Make an exact copy of all the entries below, with the pictures left out.
§
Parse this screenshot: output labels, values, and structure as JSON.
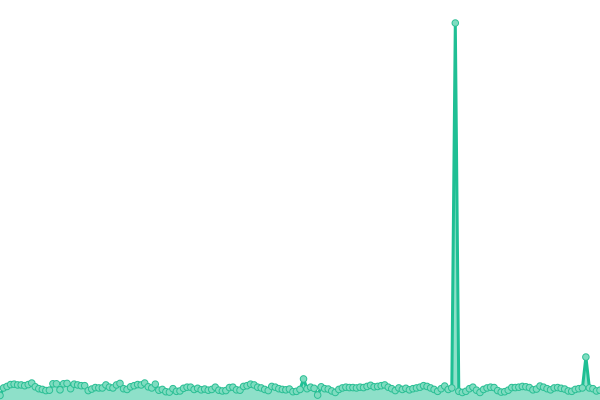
{
  "chart_data": {
    "type": "area",
    "title": "",
    "xlabel": "",
    "ylabel": "",
    "grid": false,
    "axes_visible": false,
    "markers": true,
    "ylim": [
      0,
      105
    ],
    "colors": {
      "line": "#1fbf94",
      "fill": "#8ee0c9",
      "marker_fill": "#7fdcc0",
      "marker_stroke": "#2cbf95"
    },
    "series": [
      {
        "values": [
          1.2,
          3.2,
          3.6,
          4.1,
          4.2,
          4.0,
          4.0,
          3.8,
          4.1,
          4.5,
          3.5,
          3.0,
          2.8,
          2.5,
          2.6,
          4.3,
          4.3,
          2.7,
          4.3,
          4.4,
          3.0,
          4.2,
          4.0,
          3.8,
          3.8,
          2.5,
          2.9,
          3.3,
          3.2,
          3.2,
          4.0,
          3.4,
          3.2,
          4.0,
          4.4,
          3.0,
          2.8,
          3.5,
          3.8,
          4.1,
          4.0,
          4.5,
          3.5,
          3.2,
          4.2,
          2.6,
          2.8,
          2.2,
          2.1,
          3.0,
          2.3,
          2.4,
          3.1,
          3.4,
          3.4,
          2.8,
          3.1,
          2.7,
          2.9,
          2.6,
          2.8,
          3.4,
          2.6,
          2.4,
          2.5,
          3.3,
          3.4,
          2.7,
          2.6,
          3.6,
          3.8,
          4.2,
          4.0,
          3.4,
          3.2,
          2.8,
          2.5,
          3.6,
          3.4,
          3.0,
          2.8,
          2.7,
          2.9,
          2.2,
          2.3,
          2.8,
          5.6,
          3.0,
          3.4,
          3.1,
          1.3,
          3.5,
          3.0,
          2.9,
          2.4,
          2.0,
          2.8,
          3.2,
          3.4,
          3.3,
          3.3,
          3.2,
          3.4,
          3.3,
          3.6,
          3.9,
          3.5,
          3.6,
          3.8,
          4.0,
          3.4,
          3.0,
          2.5,
          3.2,
          2.8,
          3.1,
          2.7,
          3.0,
          3.2,
          3.4,
          3.8,
          3.6,
          3.2,
          2.8,
          2.3,
          3.0,
          3.7,
          2.8,
          3.2,
          100,
          2.3,
          2.0,
          2.3,
          3.0,
          3.4,
          2.6,
          2.0,
          2.8,
          3.2,
          3.4,
          3.3,
          2.5,
          2.1,
          2.2,
          2.6,
          3.3,
          3.3,
          3.4,
          3.6,
          3.5,
          3.3,
          2.7,
          2.9,
          3.7,
          3.4,
          3.0,
          2.7,
          3.2,
          3.3,
          3.1,
          2.9,
          2.4,
          2.3,
          2.8,
          3.0,
          3.2,
          11.4,
          3.2,
          3.0,
          2.4,
          2.6
        ]
      }
    ]
  }
}
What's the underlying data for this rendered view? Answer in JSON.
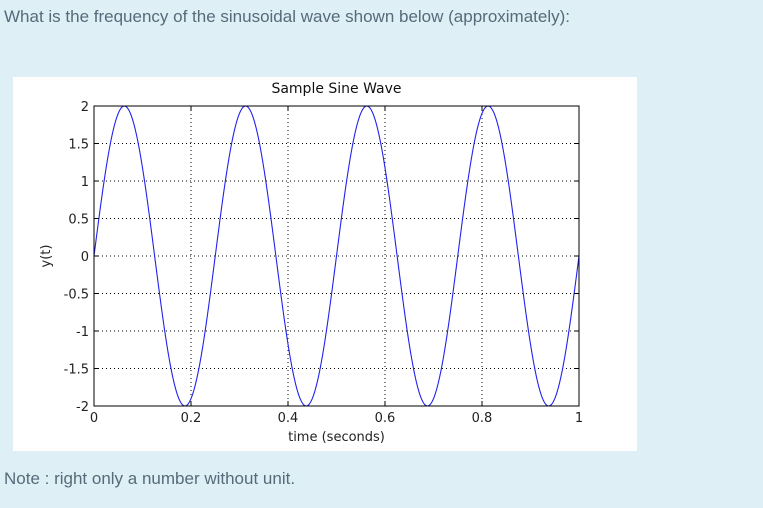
{
  "question": {
    "text": "What is the frequency of the sinusoidal wave shown below (approximately):"
  },
  "note": {
    "text": "Note : right only a number without unit."
  },
  "chart_data": {
    "type": "line",
    "title": "Sample Sine Wave",
    "xlabel": "time (seconds)",
    "ylabel": "y(t)",
    "xlim": [
      0,
      1
    ],
    "ylim": [
      -2,
      2
    ],
    "xticks": [
      0,
      0.2,
      0.4,
      0.6,
      0.8,
      1
    ],
    "xtick_labels": [
      "0",
      "0.2",
      "0.4",
      "0.6",
      "0.8",
      "1"
    ],
    "yticks": [
      2,
      1.5,
      1,
      0.5,
      0,
      -0.5,
      -1,
      -1.5,
      -2
    ],
    "ytick_labels": [
      "2",
      "1.5",
      "1",
      "0.5",
      "0",
      "-0.5",
      "-1",
      "-1.5",
      "-2"
    ],
    "grid": true,
    "color": "#2222ee",
    "series": [
      {
        "function": "2*sin(2*pi*4*t)",
        "amplitude": 2,
        "frequency_hz": 4,
        "x": [
          0,
          0.0625,
          0.125,
          0.1875,
          0.25,
          0.3125,
          0.375,
          0.4375,
          0.5,
          0.5625,
          0.625,
          0.6875,
          0.75,
          0.8125,
          0.875,
          0.9375,
          1
        ],
        "y": [
          0,
          2,
          0,
          -2,
          0,
          2,
          0,
          -2,
          0,
          2,
          0,
          -2,
          0,
          2,
          0,
          -2,
          0
        ]
      }
    ]
  }
}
§
# Solved problem:
Parse this screenshot: output labels, values, and structure as JSON.
{
  "chart_data": {
    "type": "area",
    "title": "",
    "xlabel": "",
    "ylabel": "",
    "grid": false,
    "axes_visible": false,
    "markers": true,
    "ylim": [
      0,
      105
    ],
    "colors": {
      "line": "#1fbf94",
      "fill": "#8ee0c9",
      "marker_fill": "#7fdcc0",
      "marker_stroke": "#2cbf95"
    },
    "series": [
      {
        "values": [
          1.2,
          3.2,
          3.6,
          4.1,
          4.2,
          4.0,
          4.0,
          3.8,
          4.1,
          4.5,
          3.5,
          3.0,
          2.8,
          2.5,
          2.6,
          4.3,
          4.3,
          2.7,
          4.3,
          4.4,
          3.0,
          4.2,
          4.0,
          3.8,
          3.8,
          2.5,
          2.9,
          3.3,
          3.2,
          3.2,
          4.0,
          3.4,
          3.2,
          4.0,
          4.4,
          3.0,
          2.8,
          3.5,
          3.8,
          4.1,
          4.0,
          4.5,
          3.5,
          3.2,
          4.2,
          2.6,
          2.8,
          2.2,
          2.1,
          3.0,
          2.3,
          2.4,
          3.1,
          3.4,
          3.4,
          2.8,
          3.1,
          2.7,
          2.9,
          2.6,
          2.8,
          3.4,
          2.6,
          2.4,
          2.5,
          3.3,
          3.4,
          2.7,
          2.6,
          3.6,
          3.8,
          4.2,
          4.0,
          3.4,
          3.2,
          2.8,
          2.5,
          3.6,
          3.4,
          3.0,
          2.8,
          2.7,
          2.9,
          2.2,
          2.3,
          2.8,
          5.6,
          3.0,
          3.4,
          3.1,
          1.3,
          3.5,
          3.0,
          2.9,
          2.4,
          2.0,
          2.8,
          3.2,
          3.4,
          3.3,
          3.3,
          3.2,
          3.4,
          3.3,
          3.6,
          3.9,
          3.5,
          3.6,
          3.8,
          4.0,
          3.4,
          3.0,
          2.5,
          3.2,
          2.8,
          3.1,
          2.7,
          3.0,
          3.2,
          3.4,
          3.8,
          3.6,
          3.2,
          2.8,
          2.3,
          3.0,
          3.7,
          2.8,
          3.2,
          100,
          2.3,
          2.0,
          2.3,
          3.0,
          3.4,
          2.6,
          2.0,
          2.8,
          3.2,
          3.4,
          3.3,
          2.5,
          2.1,
          2.2,
          2.6,
          3.3,
          3.3,
          3.4,
          3.6,
          3.5,
          3.3,
          2.7,
          2.9,
          3.7,
          3.4,
          3.0,
          2.7,
          3.2,
          3.3,
          3.1,
          2.9,
          2.4,
          2.3,
          2.8,
          3.0,
          3.2,
          11.4,
          3.2,
          3.0,
          2.4,
          2.6
        ]
      }
    ]
  }
}
What's the underlying data for this rendered view? Answer in JSON.
{
  "question": {
    "text": "What is the frequency of the sinusoidal wave shown below (approximately):"
  },
  "note": {
    "text": "Note : right only a number without unit."
  },
  "chart_data": {
    "type": "line",
    "title": "Sample Sine Wave",
    "xlabel": "time (seconds)",
    "ylabel": "y(t)",
    "xlim": [
      0,
      1
    ],
    "ylim": [
      -2,
      2
    ],
    "xticks": [
      0,
      0.2,
      0.4,
      0.6,
      0.8,
      1
    ],
    "xtick_labels": [
      "0",
      "0.2",
      "0.4",
      "0.6",
      "0.8",
      "1"
    ],
    "yticks": [
      2,
      1.5,
      1,
      0.5,
      0,
      -0.5,
      -1,
      -1.5,
      -2
    ],
    "ytick_labels": [
      "2",
      "1.5",
      "1",
      "0.5",
      "0",
      "-0.5",
      "-1",
      "-1.5",
      "-2"
    ],
    "grid": true,
    "color": "#2222ee",
    "series": [
      {
        "function": "2*sin(2*pi*4*t)",
        "amplitude": 2,
        "frequency_hz": 4,
        "x": [
          0,
          0.0625,
          0.125,
          0.1875,
          0.25,
          0.3125,
          0.375,
          0.4375,
          0.5,
          0.5625,
          0.625,
          0.6875,
          0.75,
          0.8125,
          0.875,
          0.9375,
          1
        ],
        "y": [
          0,
          2,
          0,
          -2,
          0,
          2,
          0,
          -2,
          0,
          2,
          0,
          -2,
          0,
          2,
          0,
          -2,
          0
        ]
      }
    ]
  }
}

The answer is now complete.